= Goal =
From the listing below, extract every line containing "this".

= Stored records =
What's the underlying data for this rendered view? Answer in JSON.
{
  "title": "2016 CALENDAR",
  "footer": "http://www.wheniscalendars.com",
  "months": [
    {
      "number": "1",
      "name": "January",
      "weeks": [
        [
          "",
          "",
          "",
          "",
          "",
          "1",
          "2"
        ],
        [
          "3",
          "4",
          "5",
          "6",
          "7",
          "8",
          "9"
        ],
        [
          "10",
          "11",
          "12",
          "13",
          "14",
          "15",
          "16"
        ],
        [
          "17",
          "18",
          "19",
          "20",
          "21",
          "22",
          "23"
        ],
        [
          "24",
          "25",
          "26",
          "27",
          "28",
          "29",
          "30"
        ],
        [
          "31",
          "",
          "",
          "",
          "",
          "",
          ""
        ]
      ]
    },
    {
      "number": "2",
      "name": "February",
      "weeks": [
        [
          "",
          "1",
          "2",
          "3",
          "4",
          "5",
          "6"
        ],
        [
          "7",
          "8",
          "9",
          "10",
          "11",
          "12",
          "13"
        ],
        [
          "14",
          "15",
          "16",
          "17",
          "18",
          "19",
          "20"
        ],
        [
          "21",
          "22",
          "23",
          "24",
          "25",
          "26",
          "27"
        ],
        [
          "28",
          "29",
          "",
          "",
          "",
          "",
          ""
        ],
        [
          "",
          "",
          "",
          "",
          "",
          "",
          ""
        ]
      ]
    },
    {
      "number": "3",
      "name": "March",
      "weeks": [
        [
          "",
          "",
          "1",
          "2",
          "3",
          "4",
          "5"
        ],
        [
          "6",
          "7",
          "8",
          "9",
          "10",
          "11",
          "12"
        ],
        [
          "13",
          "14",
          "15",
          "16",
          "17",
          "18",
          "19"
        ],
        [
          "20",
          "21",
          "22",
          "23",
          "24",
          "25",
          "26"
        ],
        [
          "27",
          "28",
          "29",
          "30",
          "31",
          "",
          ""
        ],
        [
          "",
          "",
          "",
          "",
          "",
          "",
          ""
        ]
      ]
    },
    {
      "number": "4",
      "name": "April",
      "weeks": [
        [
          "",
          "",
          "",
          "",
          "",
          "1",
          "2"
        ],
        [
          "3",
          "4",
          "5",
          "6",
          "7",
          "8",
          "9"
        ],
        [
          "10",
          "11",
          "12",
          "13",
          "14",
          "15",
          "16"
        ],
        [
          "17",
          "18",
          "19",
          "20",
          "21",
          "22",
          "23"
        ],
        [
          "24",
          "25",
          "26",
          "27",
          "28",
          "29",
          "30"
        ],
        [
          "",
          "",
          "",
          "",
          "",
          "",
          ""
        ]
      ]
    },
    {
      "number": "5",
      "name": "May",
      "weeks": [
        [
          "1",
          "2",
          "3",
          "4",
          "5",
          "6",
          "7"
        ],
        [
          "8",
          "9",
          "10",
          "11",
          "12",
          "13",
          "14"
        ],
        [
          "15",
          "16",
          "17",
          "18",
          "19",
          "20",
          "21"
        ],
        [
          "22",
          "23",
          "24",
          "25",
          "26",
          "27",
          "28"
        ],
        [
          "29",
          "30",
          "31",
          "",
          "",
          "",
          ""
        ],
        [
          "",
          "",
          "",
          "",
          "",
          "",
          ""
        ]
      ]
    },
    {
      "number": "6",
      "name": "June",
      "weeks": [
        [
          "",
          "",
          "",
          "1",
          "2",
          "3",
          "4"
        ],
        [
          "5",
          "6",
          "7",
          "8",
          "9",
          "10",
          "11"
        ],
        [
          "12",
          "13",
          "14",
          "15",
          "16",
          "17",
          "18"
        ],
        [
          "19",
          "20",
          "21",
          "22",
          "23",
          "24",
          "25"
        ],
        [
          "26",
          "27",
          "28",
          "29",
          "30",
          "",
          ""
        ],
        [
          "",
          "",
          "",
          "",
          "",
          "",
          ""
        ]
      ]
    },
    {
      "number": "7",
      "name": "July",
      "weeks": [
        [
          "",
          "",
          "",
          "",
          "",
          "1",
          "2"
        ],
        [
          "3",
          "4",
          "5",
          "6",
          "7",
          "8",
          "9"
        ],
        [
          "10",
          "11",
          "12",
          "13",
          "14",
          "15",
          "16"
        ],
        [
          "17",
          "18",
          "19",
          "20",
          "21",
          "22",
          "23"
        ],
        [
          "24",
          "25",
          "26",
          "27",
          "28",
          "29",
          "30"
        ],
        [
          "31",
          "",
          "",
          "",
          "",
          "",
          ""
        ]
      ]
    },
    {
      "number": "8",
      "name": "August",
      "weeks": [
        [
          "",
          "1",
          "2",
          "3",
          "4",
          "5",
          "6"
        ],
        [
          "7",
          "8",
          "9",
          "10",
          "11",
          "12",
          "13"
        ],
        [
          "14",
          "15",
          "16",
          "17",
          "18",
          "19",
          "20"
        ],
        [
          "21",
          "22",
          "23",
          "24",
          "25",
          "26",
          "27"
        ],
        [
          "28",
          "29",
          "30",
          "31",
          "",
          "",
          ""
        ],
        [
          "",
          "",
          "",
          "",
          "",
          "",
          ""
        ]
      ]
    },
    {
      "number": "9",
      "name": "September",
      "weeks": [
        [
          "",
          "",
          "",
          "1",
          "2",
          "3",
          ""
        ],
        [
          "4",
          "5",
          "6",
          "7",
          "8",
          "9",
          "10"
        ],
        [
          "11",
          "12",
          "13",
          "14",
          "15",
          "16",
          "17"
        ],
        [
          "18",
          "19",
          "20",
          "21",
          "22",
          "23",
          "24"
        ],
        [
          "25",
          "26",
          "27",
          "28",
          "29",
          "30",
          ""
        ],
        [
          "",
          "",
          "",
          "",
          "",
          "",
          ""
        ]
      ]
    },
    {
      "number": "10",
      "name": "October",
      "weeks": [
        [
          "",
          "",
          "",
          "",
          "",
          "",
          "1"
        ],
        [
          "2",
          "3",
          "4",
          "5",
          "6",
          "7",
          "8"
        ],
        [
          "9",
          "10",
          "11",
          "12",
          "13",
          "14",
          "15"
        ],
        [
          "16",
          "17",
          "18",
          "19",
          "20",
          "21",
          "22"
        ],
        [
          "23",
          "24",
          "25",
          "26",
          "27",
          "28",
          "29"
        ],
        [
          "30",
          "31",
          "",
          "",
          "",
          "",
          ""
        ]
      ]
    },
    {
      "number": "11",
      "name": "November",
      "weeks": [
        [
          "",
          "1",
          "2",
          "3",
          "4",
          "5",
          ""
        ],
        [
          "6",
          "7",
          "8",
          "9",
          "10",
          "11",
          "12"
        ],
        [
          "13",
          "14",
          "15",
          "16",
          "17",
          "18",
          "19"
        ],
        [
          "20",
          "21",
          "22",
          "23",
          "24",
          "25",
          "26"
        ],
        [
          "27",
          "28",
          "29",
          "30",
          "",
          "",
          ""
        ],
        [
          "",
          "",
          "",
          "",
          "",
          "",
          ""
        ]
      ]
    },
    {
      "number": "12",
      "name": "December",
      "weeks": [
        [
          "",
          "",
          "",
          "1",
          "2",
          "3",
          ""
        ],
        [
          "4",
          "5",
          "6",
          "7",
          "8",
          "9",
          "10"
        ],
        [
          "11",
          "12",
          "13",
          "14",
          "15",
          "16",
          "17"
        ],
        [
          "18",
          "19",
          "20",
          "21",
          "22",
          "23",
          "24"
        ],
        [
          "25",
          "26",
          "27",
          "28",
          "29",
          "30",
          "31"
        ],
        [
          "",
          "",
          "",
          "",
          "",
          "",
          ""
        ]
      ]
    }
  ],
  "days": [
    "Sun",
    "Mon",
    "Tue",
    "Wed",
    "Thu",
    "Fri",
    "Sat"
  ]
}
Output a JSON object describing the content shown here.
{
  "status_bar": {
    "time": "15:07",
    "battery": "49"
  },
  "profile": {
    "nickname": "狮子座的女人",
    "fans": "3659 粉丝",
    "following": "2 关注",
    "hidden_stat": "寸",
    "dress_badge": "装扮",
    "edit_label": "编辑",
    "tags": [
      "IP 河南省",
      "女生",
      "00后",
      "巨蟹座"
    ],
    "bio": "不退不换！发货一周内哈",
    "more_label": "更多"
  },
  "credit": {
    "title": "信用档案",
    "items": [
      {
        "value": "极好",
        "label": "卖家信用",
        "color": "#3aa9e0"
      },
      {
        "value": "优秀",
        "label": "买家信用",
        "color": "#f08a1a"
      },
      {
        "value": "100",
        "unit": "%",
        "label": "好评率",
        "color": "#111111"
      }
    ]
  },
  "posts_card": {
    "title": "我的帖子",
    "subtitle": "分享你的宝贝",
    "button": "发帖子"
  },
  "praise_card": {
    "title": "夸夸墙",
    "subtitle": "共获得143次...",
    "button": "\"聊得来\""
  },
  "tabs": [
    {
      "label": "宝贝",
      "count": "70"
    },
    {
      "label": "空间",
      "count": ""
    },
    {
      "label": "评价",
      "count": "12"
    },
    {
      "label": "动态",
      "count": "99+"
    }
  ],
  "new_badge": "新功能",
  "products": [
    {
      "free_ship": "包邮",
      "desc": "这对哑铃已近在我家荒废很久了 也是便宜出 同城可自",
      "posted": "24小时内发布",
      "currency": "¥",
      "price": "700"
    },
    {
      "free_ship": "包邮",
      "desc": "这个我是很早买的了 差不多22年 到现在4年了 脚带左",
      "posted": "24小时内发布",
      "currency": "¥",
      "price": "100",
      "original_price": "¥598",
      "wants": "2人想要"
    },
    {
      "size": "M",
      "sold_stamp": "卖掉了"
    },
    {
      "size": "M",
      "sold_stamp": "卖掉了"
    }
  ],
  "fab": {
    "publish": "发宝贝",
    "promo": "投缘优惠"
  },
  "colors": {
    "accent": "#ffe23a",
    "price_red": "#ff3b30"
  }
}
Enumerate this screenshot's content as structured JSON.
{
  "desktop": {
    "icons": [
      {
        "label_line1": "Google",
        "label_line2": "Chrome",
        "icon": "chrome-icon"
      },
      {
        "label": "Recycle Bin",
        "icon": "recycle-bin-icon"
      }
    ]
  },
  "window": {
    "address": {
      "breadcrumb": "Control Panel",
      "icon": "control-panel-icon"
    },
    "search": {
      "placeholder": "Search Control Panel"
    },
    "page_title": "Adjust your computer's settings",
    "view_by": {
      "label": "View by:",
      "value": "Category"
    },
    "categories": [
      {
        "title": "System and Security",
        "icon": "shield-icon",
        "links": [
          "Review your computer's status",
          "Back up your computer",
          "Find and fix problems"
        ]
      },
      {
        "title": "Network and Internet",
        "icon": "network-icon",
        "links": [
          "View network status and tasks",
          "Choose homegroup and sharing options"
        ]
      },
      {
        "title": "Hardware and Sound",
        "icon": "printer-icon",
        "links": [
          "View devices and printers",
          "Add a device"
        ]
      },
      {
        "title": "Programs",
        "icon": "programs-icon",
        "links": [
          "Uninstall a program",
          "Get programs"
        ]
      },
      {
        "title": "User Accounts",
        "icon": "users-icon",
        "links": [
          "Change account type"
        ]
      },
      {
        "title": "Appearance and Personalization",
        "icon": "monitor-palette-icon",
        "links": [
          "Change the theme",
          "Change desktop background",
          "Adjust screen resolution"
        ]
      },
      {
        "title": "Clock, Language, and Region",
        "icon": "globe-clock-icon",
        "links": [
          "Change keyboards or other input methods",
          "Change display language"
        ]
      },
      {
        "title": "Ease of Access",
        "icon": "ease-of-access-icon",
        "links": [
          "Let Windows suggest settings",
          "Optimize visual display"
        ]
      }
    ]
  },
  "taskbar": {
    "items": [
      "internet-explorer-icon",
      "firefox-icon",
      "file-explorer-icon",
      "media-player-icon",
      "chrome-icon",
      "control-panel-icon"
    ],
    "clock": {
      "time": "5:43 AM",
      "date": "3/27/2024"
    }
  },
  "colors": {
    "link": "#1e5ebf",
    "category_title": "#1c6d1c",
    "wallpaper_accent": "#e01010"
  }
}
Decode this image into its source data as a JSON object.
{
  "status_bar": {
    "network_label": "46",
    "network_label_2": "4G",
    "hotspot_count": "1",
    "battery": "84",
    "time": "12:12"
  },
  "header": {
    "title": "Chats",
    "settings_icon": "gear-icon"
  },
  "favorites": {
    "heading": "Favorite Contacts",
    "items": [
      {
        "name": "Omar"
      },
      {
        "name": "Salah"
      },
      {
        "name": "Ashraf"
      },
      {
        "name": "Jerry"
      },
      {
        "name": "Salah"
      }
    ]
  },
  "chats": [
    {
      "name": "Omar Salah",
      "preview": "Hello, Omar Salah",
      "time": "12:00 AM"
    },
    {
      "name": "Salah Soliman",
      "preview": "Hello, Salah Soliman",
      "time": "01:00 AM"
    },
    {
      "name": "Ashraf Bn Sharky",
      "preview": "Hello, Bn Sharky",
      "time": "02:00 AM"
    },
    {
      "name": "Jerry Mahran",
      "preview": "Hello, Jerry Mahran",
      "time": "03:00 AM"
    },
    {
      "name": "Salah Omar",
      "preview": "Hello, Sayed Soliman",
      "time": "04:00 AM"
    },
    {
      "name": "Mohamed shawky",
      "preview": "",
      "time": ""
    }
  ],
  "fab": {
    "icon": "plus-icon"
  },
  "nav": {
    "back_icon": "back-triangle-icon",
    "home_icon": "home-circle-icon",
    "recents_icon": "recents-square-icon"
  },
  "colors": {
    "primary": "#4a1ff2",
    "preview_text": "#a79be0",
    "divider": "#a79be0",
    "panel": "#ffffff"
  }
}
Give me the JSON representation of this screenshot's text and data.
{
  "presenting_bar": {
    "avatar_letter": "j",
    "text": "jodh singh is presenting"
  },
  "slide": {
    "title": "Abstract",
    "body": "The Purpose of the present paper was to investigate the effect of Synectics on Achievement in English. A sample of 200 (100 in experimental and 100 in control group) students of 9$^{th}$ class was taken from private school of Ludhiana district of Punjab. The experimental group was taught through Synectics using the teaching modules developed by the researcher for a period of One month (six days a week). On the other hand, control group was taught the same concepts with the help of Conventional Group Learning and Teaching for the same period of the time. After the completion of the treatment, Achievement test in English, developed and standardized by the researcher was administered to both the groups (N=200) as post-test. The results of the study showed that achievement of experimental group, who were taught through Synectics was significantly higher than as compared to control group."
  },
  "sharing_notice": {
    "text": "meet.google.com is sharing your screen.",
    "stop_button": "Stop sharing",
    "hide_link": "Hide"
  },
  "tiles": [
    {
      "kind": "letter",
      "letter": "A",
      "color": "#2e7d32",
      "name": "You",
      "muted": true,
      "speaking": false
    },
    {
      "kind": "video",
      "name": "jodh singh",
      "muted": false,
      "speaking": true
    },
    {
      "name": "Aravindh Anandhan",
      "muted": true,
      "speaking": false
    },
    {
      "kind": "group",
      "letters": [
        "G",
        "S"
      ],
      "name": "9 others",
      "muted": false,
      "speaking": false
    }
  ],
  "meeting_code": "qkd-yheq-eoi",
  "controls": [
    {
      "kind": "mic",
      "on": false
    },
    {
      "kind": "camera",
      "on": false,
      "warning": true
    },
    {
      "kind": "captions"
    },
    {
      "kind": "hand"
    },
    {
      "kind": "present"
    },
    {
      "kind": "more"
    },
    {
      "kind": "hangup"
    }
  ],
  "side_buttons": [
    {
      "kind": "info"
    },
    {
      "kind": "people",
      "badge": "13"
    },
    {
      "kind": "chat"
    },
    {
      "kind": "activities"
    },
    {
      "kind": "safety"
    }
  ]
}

= Task result =
What's the underlying data for this rendered view? Answer in JSON.
Enumerate this screenshot's content as structured JSON.
Decode this image into its source data as a JSON object.
Give me the JSON representation of this screenshot's text and data.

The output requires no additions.